** start AVAILABLE DATA **
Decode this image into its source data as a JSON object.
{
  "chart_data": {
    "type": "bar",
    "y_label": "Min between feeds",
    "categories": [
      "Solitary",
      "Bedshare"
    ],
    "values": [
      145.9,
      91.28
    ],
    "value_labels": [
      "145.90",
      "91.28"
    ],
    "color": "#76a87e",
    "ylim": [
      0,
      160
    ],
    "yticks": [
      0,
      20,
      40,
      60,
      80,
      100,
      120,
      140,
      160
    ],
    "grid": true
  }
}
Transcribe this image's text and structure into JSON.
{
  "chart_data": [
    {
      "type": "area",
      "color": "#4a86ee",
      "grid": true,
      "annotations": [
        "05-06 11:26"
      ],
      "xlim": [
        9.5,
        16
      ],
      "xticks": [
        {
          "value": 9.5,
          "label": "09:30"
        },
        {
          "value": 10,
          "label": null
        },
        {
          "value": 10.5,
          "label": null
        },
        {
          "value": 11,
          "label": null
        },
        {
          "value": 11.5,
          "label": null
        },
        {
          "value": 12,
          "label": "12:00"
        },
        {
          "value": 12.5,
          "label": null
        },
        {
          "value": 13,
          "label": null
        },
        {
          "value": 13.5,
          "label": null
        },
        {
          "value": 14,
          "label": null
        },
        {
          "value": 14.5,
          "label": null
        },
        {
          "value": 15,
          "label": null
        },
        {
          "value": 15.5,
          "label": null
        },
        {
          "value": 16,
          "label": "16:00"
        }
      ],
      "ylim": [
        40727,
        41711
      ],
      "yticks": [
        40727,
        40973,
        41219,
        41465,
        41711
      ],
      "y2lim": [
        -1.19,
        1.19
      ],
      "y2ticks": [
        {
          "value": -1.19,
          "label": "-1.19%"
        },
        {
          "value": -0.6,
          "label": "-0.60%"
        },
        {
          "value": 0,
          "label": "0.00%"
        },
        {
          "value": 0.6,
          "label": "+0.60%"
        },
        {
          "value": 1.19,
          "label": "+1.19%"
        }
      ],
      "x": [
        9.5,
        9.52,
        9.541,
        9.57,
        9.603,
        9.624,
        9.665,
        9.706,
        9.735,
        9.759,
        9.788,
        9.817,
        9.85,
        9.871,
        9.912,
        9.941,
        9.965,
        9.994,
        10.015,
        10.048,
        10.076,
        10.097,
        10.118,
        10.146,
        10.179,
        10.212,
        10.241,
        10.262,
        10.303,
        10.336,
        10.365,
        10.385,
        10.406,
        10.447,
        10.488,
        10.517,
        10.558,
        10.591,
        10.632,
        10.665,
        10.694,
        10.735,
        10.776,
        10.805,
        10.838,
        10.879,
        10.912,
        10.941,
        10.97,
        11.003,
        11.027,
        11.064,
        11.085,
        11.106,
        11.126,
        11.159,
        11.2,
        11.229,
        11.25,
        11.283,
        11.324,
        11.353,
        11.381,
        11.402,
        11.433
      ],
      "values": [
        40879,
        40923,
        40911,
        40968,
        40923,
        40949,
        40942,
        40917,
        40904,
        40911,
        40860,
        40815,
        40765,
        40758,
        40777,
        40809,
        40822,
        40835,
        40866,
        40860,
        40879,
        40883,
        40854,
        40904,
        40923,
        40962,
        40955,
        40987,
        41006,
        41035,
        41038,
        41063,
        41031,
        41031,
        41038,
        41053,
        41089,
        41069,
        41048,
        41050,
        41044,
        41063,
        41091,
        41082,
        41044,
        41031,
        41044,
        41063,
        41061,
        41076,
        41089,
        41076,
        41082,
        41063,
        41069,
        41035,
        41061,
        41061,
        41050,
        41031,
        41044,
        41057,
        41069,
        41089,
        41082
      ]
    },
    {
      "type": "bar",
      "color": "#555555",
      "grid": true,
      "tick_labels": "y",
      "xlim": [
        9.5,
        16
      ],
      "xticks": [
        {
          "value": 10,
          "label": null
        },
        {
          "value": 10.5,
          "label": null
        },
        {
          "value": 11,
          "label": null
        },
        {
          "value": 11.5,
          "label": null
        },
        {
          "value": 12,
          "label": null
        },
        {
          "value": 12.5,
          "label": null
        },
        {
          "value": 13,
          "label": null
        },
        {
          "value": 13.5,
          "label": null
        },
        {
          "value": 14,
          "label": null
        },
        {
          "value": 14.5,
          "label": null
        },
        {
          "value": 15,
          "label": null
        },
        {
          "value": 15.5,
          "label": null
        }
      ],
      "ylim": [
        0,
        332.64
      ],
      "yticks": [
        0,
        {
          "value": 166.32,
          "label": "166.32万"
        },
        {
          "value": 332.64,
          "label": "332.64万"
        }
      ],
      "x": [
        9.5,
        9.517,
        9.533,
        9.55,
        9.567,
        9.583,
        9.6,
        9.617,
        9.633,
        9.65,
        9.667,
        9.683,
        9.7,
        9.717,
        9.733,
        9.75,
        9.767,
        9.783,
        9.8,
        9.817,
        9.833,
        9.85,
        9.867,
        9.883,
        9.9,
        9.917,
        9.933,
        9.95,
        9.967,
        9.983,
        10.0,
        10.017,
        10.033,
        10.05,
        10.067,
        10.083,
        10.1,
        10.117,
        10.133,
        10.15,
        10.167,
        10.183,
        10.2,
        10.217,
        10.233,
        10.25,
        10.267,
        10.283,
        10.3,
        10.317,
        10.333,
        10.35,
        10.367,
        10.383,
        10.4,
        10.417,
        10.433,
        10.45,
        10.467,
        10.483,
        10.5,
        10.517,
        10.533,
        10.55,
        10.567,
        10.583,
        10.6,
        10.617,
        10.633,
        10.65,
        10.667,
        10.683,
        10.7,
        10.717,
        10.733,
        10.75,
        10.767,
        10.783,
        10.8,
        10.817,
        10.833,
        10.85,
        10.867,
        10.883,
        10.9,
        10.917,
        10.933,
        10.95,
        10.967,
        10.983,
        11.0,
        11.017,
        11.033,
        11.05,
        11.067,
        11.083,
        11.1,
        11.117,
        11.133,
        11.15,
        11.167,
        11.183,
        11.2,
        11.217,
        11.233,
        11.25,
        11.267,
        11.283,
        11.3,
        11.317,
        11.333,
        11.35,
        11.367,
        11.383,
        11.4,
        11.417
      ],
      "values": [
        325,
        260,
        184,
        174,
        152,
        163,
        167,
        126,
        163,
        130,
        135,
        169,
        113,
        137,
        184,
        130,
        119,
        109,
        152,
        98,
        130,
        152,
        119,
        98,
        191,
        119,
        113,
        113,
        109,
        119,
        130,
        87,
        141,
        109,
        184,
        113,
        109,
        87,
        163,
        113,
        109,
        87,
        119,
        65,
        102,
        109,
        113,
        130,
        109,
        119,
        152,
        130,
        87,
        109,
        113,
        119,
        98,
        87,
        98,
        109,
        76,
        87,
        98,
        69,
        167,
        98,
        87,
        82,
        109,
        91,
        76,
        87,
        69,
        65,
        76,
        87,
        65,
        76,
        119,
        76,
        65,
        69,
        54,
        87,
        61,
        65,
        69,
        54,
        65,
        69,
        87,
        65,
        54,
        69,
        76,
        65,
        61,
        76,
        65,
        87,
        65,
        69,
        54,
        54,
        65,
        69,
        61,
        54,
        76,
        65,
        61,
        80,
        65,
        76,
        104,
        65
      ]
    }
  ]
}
** end AVAILABLE DATA **
» **REQUIRED TASK**
Write the entire listing out again, word for word.

» **TASK ANSWER**
Decode this image into its source data as a JSON object.
{
  "chart_data": {
    "type": "bar",
    "y_label": "Min between feeds",
    "categories": [
      "Solitary",
      "Bedshare"
    ],
    "values": [
      145.9,
      91.28
    ],
    "value_labels": [
      "145.90",
      "91.28"
    ],
    "color": "#76a87e",
    "ylim": [
      0,
      160
    ],
    "yticks": [
      0,
      20,
      40,
      60,
      80,
      100,
      120,
      140,
      160
    ],
    "grid": true
  }
}
Transcribe this image's text and structure into JSON.
{
  "chart_data": [
    {
      "type": "area",
      "color": "#4a86ee",
      "grid": true,
      "annotations": [
        "05-06 11:26"
      ],
      "xlim": [
        9.5,
        16
      ],
      "xticks": [
        {
          "value": 9.5,
          "label": "09:30"
        },
        {
          "value": 10,
          "label": null
        },
        {
          "value": 10.5,
          "label": null
        },
        {
          "value": 11,
          "label": null
        },
        {
          "value": 11.5,
          "label": null
        },
        {
          "value": 12,
          "label": "12:00"
        },
        {
          "value": 12.5,
          "label": null
        },
        {
          "value": 13,
          "label": null
        },
        {
          "value": 13.5,
          "label": null
        },
        {
          "value": 14,
          "label": null
        },
        {
          "value": 14.5,
          "label": null
        },
        {
          "value": 15,
          "label": null
        },
        {
          "value": 15.5,
          "label": null
        },
        {
          "value": 16,
          "label": "16:00"
        }
      ],
      "ylim": [
        40727,
        41711
      ],
      "yticks": [
        40727,
        40973,
        41219,
        41465,
        41711
      ],
      "y2lim": [
        -1.19,
        1.19
      ],
      "y2ticks": [
        {
          "value": -1.19,
          "label": "-1.19%"
        },
        {
          "value": -0.6,
          "label": "-0.60%"
        },
        {
          "value": 0,
          "label": "0.00%"
        },
        {
          "value": 0.6,
          "label": "+0.60%"
        },
        {
          "value": 1.19,
          "label": "+1.19%"
        }
      ],
      "x": [
        9.5,
        9.52,
        9.541,
        9.57,
        9.603,
        9.624,
        9.665,
        9.706,
        9.735,
        9.759,
        9.788,
        9.817,
        9.85,
        9.871,
        9.912,
        9.941,
        9.965,
        9.994,
        10.015,
        10.048,
        10.076,
        10.097,
        10.118,
        10.146,
        10.179,
        10.212,
        10.241,
        10.262,
        10.303,
        10.336,
        10.365,
        10.385,
        10.406,
        10.447,
        10.488,
        10.517,
        10.558,
        10.591,
        10.632,
        10.665,
        10.694,
        10.735,
        10.776,
        10.805,
        10.838,
        10.879,
        10.912,
        10.941,
        10.97,
        11.003,
        11.027,
        11.064,
        11.085,
        11.106,
        11.126,
        11.159,
        11.2,
        11.229,
        11.25,
        11.283,
        11.324,
        11.353,
        11.381,
        11.402,
        11.433
      ],
      "values": [
        40879,
        40923,
        40911,
        40968,
        40923,
        40949,
        40942,
        40917,
        40904,
        40911,
        40860,
        40815,
        40765,
        40758,
        40777,
        40809,
        40822,
        40835,
        40866,
        40860,
        40879,
        40883,
        40854,
        40904,
        40923,
        40962,
        40955,
        40987,
        41006,
        41035,
        41038,
        41063,
        41031,
        41031,
        41038,
        41053,
        41089,
        41069,
        41048,
        41050,
        41044,
        41063,
        41091,
        41082,
        41044,
        41031,
        41044,
        41063,
        41061,
        41076,
        41089,
        41076,
        41082,
        41063,
        41069,
        41035,
        41061,
        41061,
        41050,
        41031,
        41044,
        41057,
        41069,
        41089,
        41082
      ]
    },
    {
      "type": "bar",
      "color": "#555555",
      "grid": true,
      "tick_labels": "y",
      "xlim": [
        9.5,
        16
      ],
      "xticks": [
        {
          "value": 10,
          "label": null
        },
        {
          "value": 10.5,
          "label": null
        },
        {
          "value": 11,
          "label": null
        },
        {
          "value": 11.5,
          "label": null
        },
        {
          "value": 12,
          "label": null
        },
        {
          "value": 12.5,
          "label": null
        },
        {
          "value": 13,
          "label": null
        },
        {
          "value": 13.5,
          "label": null
        },
        {
          "value": 14,
          "label": null
        },
        {
          "value": 14.5,
          "label": null
        },
        {
          "value": 15,
          "label": null
        },
        {
          "value": 15.5,
          "label": null
        }
      ],
      "ylim": [
        0,
        332.64
      ],
      "yticks": [
        0,
        {
          "value": 166.32,
          "label": "166.32万"
        },
        {
          "value": 332.64,
          "label": "332.64万"
        }
      ],
      "x": [
        9.5,
        9.517,
        9.533,
        9.55,
        9.567,
        9.583,
        9.6,
        9.617,
        9.633,
        9.65,
        9.667,
        9.683,
        9.7,
        9.717,
        9.733,
        9.75,
        9.767,
        9.783,
        9.8,
        9.817,
        9.833,
        9.85,
        9.867,
        9.883,
        9.9,
        9.917,
        9.933,
        9.95,
        9.967,
        9.983,
        10.0,
        10.017,
        10.033,
        10.05,
        10.067,
        10.083,
        10.1,
        10.117,
        10.133,
        10.15,
        10.167,
        10.183,
        10.2,
        10.217,
        10.233,
        10.25,
        10.267,
        10.283,
        10.3,
        10.317,
        10.333,
        10.35,
        10.367,
        10.383,
        10.4,
        10.417,
        10.433,
        10.45,
        10.467,
        10.483,
        10.5,
        10.517,
        10.533,
        10.55,
        10.567,
        10.583,
        10.6,
        10.617,
        10.633,
        10.65,
        10.667,
        10.683,
        10.7,
        10.717,
        10.733,
        10.75,
        10.767,
        10.783,
        10.8,
        10.817,
        10.833,
        10.85,
        10.867,
        10.883,
        10.9,
        10.917,
        10.933,
        10.95,
        10.967,
        10.983,
        11.0,
        11.017,
        11.033,
        11.05,
        11.067,
        11.083,
        11.1,
        11.117,
        11.133,
        11.15,
        11.167,
        11.183,
        11.2,
        11.217,
        11.233,
        11.25,
        11.267,
        11.283,
        11.3,
        11.317,
        11.333,
        11.35,
        11.367,
        11.383,
        11.4,
        11.417
      ],
      "values": [
        325,
        260,
        184,
        174,
        152,
        163,
        167,
        126,
        163,
        130,
        135,
        169,
        113,
        137,
        184,
        130,
        119,
        109,
        152,
        98,
        130,
        152,
        119,
        98,
        191,
        119,
        113,
        113,
        109,
        119,
        130,
        87,
        141,
        109,
        184,
        113,
        109,
        87,
        163,
        113,
        109,
        87,
        119,
        65,
        102,
        109,
        113,
        130,
        109,
        119,
        152,
        130,
        87,
        109,
        113,
        119,
        98,
        87,
        98,
        109,
        76,
        87,
        98,
        69,
        167,
        98,
        87,
        82,
        109,
        91,
        76,
        87,
        69,
        65,
        76,
        87,
        65,
        76,
        119,
        76,
        65,
        69,
        54,
        87,
        61,
        65,
        69,
        54,
        65,
        69,
        87,
        65,
        54,
        69,
        76,
        65,
        61,
        76,
        65,
        87,
        65,
        69,
        54,
        54,
        65,
        69,
        61,
        54,
        76,
        65,
        61,
        80,
        65,
        76,
        104,
        65
      ]
    }
  ]
}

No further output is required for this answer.